• _Data to process_:
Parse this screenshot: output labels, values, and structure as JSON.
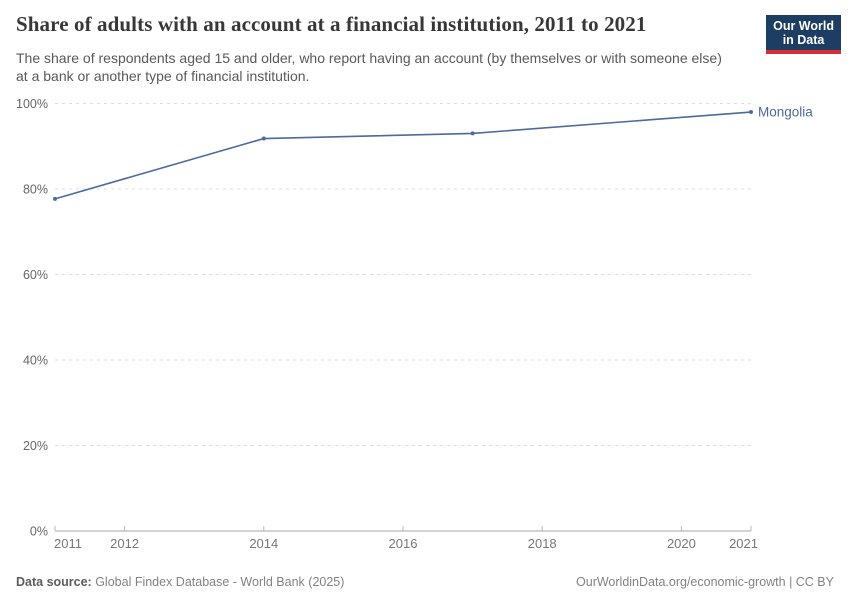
{
  "header": {
    "logo": {
      "line1": "Our World",
      "line2": "in Data",
      "bg_color": "#1d3d63",
      "accent_color": "#cf3137"
    }
  },
  "chart_data": {
    "type": "line",
    "title": "Share of adults with an account at a financial institution, 2011 to 2021",
    "subtitle": "The share of respondents aged 15 and older, who report having an account (by themselves or with someone else) at a bank or another type of financial institution.",
    "series": [
      {
        "name": "Mongolia",
        "x": [
          2011,
          2014,
          2017,
          2021
        ],
        "y": [
          77.7,
          91.8,
          93,
          98
        ]
      }
    ],
    "x_ticks": [
      2011,
      2012,
      2014,
      2016,
      2018,
      2020,
      2021
    ],
    "y_ticks": [
      0,
      20,
      40,
      60,
      80,
      100
    ],
    "y_unit": "%",
    "xlim": [
      2011,
      2021
    ],
    "ylim": [
      0,
      100
    ],
    "grid": "horizontal-dashed",
    "legend": "inline-end-label",
    "line_color": "#4c6a9c",
    "axis_color": "#a5a5a5",
    "gridline_color": "#dcdcdc",
    "tick_label_color": "#777777"
  },
  "footer": {
    "datasource_label": "Data source:",
    "datasource_value": " Global Findex Database - World Bank (2025)",
    "credit": "OurWorldinData.org/economic-growth | CC BY"
  }
}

• _Instructions for the task_: Reproduce the entries above without change, omitting all pictures.

• _Problem solution_:
Parse this screenshot: output labels, values, and structure as JSON.
{
  "header": {
    "logo": {
      "line1": "Our World",
      "line2": "in Data",
      "bg_color": "#1d3d63",
      "accent_color": "#cf3137"
    }
  },
  "chart_data": {
    "type": "line",
    "title": "Share of adults with an account at a financial institution, 2011 to 2021",
    "subtitle": "The share of respondents aged 15 and older, who report having an account (by themselves or with someone else) at a bank or another type of financial institution.",
    "series": [
      {
        "name": "Mongolia",
        "x": [
          2011,
          2014,
          2017,
          2021
        ],
        "y": [
          77.7,
          91.8,
          93,
          98
        ]
      }
    ],
    "x_ticks": [
      2011,
      2012,
      2014,
      2016,
      2018,
      2020,
      2021
    ],
    "y_ticks": [
      0,
      20,
      40,
      60,
      80,
      100
    ],
    "y_unit": "%",
    "xlim": [
      2011,
      2021
    ],
    "ylim": [
      0,
      100
    ],
    "grid": "horizontal-dashed",
    "legend": "inline-end-label",
    "line_color": "#4c6a9c",
    "axis_color": "#a5a5a5",
    "gridline_color": "#dcdcdc",
    "tick_label_color": "#777777"
  },
  "footer": {
    "datasource_label": "Data source:",
    "datasource_value": " Global Findex Database - World Bank (2025)",
    "credit": "OurWorldinData.org/economic-growth | CC BY"
  }
}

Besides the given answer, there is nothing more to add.